===== Exercise material =====
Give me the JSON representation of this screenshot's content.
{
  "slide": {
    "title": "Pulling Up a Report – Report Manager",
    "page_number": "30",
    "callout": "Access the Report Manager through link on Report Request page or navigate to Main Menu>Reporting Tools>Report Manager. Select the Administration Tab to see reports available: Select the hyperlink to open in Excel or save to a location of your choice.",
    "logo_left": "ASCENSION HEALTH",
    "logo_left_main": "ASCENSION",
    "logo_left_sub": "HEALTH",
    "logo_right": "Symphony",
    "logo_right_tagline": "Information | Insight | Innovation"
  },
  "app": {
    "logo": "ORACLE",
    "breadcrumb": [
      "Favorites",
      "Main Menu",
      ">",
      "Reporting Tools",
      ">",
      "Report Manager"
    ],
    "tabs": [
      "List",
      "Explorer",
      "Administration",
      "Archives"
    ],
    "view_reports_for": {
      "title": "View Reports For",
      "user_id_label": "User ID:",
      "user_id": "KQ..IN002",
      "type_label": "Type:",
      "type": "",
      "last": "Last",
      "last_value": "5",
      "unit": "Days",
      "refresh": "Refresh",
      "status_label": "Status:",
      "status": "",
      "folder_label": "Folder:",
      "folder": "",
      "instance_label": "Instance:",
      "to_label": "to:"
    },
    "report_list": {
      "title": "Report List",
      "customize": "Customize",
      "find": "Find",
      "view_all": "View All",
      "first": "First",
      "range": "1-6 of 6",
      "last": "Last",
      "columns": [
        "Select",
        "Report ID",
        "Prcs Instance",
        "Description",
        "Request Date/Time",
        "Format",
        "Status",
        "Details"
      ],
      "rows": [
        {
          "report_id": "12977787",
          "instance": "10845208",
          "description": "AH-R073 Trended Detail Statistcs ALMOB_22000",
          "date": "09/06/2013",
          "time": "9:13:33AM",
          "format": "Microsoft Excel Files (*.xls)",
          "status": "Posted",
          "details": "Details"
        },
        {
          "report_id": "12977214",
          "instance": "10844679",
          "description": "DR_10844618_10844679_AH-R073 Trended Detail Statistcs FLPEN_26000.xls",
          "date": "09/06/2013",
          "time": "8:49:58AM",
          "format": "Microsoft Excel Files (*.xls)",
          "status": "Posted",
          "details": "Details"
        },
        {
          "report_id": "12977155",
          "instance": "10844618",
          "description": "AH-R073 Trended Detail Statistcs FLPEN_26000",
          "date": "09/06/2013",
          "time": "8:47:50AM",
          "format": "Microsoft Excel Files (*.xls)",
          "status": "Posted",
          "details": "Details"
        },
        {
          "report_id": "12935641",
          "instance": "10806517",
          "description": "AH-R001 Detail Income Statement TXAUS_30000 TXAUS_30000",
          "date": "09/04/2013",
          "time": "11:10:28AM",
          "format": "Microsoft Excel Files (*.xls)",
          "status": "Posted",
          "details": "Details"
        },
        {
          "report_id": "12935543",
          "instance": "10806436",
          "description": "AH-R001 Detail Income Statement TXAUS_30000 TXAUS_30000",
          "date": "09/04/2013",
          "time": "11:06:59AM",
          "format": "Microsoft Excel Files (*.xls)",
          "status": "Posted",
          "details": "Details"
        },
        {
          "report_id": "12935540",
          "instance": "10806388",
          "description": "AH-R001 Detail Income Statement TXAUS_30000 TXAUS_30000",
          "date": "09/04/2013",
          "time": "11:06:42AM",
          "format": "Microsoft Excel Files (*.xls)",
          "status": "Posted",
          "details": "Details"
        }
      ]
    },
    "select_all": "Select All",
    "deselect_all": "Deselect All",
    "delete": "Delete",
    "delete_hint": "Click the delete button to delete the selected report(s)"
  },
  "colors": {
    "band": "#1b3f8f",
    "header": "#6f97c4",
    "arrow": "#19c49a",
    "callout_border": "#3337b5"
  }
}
=====
Write every line of the material above again, exactly.

Give me the JSON representation of this screenshot's content.
{
  "slide": {
    "title": "Pulling Up a Report – Report Manager",
    "page_number": "30",
    "callout": "Access the Report Manager through link on Report Request page or navigate to Main Menu>Reporting Tools>Report Manager. Select the Administration Tab to see reports available: Select the hyperlink to open in Excel or save to a location of your choice.",
    "logo_left": "ASCENSION HEALTH",
    "logo_left_main": "ASCENSION",
    "logo_left_sub": "HEALTH",
    "logo_right": "Symphony",
    "logo_right_tagline": "Information | Insight | Innovation"
  },
  "app": {
    "logo": "ORACLE",
    "breadcrumb": [
      "Favorites",
      "Main Menu",
      ">",
      "Reporting Tools",
      ">",
      "Report Manager"
    ],
    "tabs": [
      "List",
      "Explorer",
      "Administration",
      "Archives"
    ],
    "view_reports_for": {
      "title": "View Reports For",
      "user_id_label": "User ID:",
      "user_id": "KQ..IN002",
      "type_label": "Type:",
      "type": "",
      "last": "Last",
      "last_value": "5",
      "unit": "Days",
      "refresh": "Refresh",
      "status_label": "Status:",
      "status": "",
      "folder_label": "Folder:",
      "folder": "",
      "instance_label": "Instance:",
      "to_label": "to:"
    },
    "report_list": {
      "title": "Report List",
      "customize": "Customize",
      "find": "Find",
      "view_all": "View All",
      "first": "First",
      "range": "1-6 of 6",
      "last": "Last",
      "columns": [
        "Select",
        "Report ID",
        "Prcs Instance",
        "Description",
        "Request Date/Time",
        "Format",
        "Status",
        "Details"
      ],
      "rows": [
        {
          "report_id": "12977787",
          "instance": "10845208",
          "description": "AH-R073 Trended Detail Statistcs ALMOB_22000",
          "date": "09/06/2013",
          "time": "9:13:33AM",
          "format": "Microsoft Excel Files (*.xls)",
          "status": "Posted",
          "details": "Details"
        },
        {
          "report_id": "12977214",
          "instance": "10844679",
          "description": "DR_10844618_10844679_AH-R073 Trended Detail Statistcs FLPEN_26000.xls",
          "date": "09/06/2013",
          "time": "8:49:58AM",
          "format": "Microsoft Excel Files (*.xls)",
          "status": "Posted",
          "details": "Details"
        },
        {
          "report_id": "12977155",
          "instance": "10844618",
          "description": "AH-R073 Trended Detail Statistcs FLPEN_26000",
          "date": "09/06/2013",
          "time": "8:47:50AM",
          "format": "Microsoft Excel Files (*.xls)",
          "status": "Posted",
          "details": "Details"
        },
        {
          "report_id": "12935641",
          "instance": "10806517",
          "description": "AH-R001 Detail Income Statement TXAUS_30000 TXAUS_30000",
          "date": "09/04/2013",
          "time": "11:10:28AM",
          "format": "Microsoft Excel Files (*.xls)",
          "status": "Posted",
          "details": "Details"
        },
        {
          "report_id": "12935543",
          "instance": "10806436",
          "description": "AH-R001 Detail Income Statement TXAUS_30000 TXAUS_30000",
          "date": "09/04/2013",
          "time": "11:06:59AM",
          "format": "Microsoft Excel Files (*.xls)",
          "status": "Posted",
          "details": "Details"
        },
        {
          "report_id": "12935540",
          "instance": "10806388",
          "description": "AH-R001 Detail Income Statement TXAUS_30000 TXAUS_30000",
          "date": "09/04/2013",
          "time": "11:06:42AM",
          "format": "Microsoft Excel Files (*.xls)",
          "status": "Posted",
          "details": "Details"
        }
      ]
    },
    "select_all": "Select All",
    "deselect_all": "Deselect All",
    "delete": "Delete",
    "delete_hint": "Click the delete button to delete the selected report(s)"
  },
  "colors": {
    "band": "#1b3f8f",
    "header": "#6f97c4",
    "arrow": "#19c49a",
    "callout_border": "#3337b5"
  }
}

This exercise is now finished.